## Begin Available data
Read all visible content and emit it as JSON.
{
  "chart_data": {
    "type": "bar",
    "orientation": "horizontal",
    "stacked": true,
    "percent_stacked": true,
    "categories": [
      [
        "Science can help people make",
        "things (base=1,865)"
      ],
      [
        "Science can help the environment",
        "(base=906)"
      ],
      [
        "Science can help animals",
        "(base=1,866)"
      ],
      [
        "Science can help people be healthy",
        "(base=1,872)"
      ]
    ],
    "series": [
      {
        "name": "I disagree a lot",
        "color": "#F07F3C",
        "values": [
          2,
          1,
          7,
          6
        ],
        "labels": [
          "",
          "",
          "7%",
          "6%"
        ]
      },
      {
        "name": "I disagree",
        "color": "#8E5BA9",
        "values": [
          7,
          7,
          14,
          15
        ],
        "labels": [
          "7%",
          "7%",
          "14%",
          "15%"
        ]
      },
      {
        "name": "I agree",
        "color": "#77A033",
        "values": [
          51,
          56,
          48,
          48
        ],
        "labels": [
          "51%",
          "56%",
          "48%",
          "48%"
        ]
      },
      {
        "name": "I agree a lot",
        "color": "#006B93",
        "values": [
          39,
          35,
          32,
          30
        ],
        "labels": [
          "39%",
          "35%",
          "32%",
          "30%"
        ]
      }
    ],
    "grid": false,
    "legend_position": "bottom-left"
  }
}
## End Available data
Exercise description –
The entries above must be returned in full, exactly as shown.

Output of the task –
Read all visible content and emit it as JSON.
{
  "chart_data": {
    "type": "bar",
    "orientation": "horizontal",
    "stacked": true,
    "percent_stacked": true,
    "categories": [
      [
        "Science can help people make",
        "things (base=1,865)"
      ],
      [
        "Science can help the environment",
        "(base=906)"
      ],
      [
        "Science can help animals",
        "(base=1,866)"
      ],
      [
        "Science can help people be healthy",
        "(base=1,872)"
      ]
    ],
    "series": [
      {
        "name": "I disagree a lot",
        "color": "#F07F3C",
        "values": [
          2,
          1,
          7,
          6
        ],
        "labels": [
          "",
          "",
          "7%",
          "6%"
        ]
      },
      {
        "name": "I disagree",
        "color": "#8E5BA9",
        "values": [
          7,
          7,
          14,
          15
        ],
        "labels": [
          "7%",
          "7%",
          "14%",
          "15%"
        ]
      },
      {
        "name": "I agree",
        "color": "#77A033",
        "values": [
          51,
          56,
          48,
          48
        ],
        "labels": [
          "51%",
          "56%",
          "48%",
          "48%"
        ]
      },
      {
        "name": "I agree a lot",
        "color": "#006B93",
        "values": [
          39,
          35,
          32,
          30
        ],
        "labels": [
          "39%",
          "35%",
          "32%",
          "30%"
        ]
      }
    ],
    "grid": false,
    "legend_position": "bottom-left"
  }
}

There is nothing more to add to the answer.